EXERCISE ->
Copy every line from the data below in which the string "injuries" can be found.

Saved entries
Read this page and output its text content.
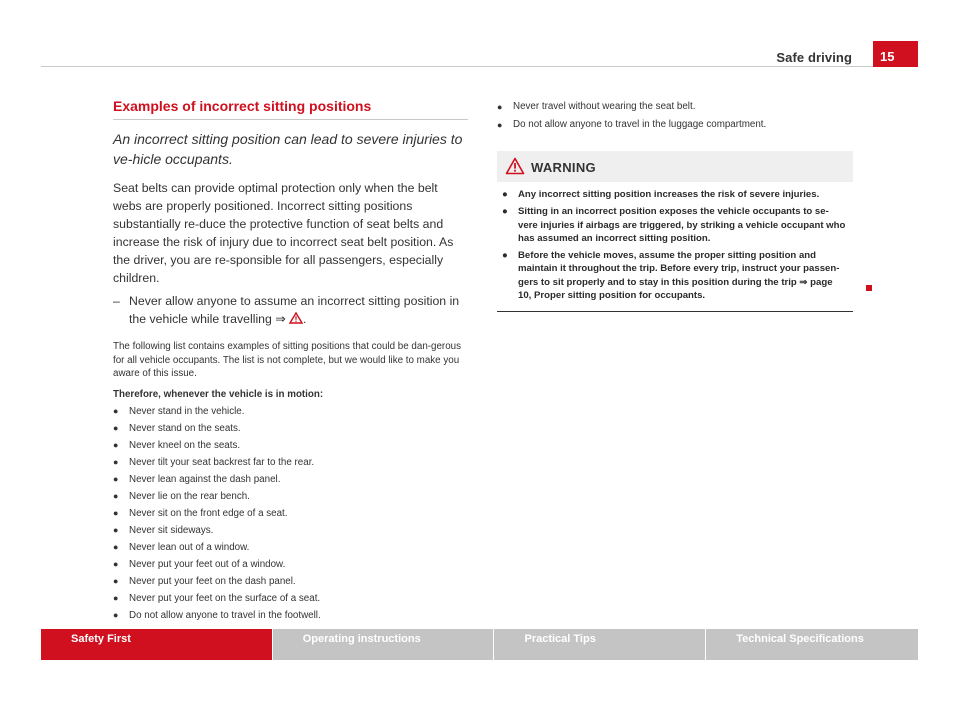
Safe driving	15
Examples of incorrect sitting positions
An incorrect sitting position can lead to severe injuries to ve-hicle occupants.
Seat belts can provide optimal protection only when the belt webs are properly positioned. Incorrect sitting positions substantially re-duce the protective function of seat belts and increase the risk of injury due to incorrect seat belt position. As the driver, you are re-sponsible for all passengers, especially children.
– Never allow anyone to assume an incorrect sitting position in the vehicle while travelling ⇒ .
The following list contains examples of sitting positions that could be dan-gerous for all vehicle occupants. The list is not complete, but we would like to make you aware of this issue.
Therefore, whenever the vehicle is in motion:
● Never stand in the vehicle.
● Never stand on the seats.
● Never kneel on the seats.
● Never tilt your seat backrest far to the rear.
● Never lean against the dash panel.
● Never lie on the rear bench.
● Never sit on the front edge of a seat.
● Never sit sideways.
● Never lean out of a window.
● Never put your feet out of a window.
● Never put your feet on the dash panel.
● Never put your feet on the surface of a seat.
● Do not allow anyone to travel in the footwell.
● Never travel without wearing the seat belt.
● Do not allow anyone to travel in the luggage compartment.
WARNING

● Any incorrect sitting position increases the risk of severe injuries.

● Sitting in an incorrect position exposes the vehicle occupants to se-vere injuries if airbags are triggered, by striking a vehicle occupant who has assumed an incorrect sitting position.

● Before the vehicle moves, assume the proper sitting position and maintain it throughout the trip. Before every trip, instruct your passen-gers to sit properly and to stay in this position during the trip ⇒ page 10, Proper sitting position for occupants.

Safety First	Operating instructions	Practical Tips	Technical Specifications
...
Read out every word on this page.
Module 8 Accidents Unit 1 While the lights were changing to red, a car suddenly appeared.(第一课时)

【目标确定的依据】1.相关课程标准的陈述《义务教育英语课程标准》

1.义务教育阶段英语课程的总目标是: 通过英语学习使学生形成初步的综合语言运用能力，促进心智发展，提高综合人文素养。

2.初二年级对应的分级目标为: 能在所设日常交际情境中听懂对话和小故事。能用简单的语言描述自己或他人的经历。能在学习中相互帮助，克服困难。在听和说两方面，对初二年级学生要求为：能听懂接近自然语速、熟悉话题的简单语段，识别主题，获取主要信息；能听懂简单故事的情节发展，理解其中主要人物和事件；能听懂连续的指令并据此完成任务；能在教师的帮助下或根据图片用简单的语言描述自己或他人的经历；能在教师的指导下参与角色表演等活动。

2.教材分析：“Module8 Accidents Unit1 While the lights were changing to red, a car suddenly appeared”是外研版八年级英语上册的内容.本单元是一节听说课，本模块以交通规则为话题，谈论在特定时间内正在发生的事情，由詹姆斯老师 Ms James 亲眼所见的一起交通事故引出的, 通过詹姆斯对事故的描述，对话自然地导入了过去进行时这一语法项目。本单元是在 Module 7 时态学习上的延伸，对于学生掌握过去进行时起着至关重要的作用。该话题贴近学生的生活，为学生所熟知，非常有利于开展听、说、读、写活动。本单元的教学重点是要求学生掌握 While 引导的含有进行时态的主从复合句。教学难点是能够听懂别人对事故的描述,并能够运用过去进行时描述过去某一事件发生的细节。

WORKED SOLUTION ->
An incorrect sitting position can lead to severe injuries to ve-hicle occupants.
● Any incorrect sitting position increases the risk of severe injuries.
● Sitting in an incorrect position exposes the vehicle occupants to se-vere injuries if airbags are triggered, by striking a vehicle occupant who has assumed an incorrect sitting position.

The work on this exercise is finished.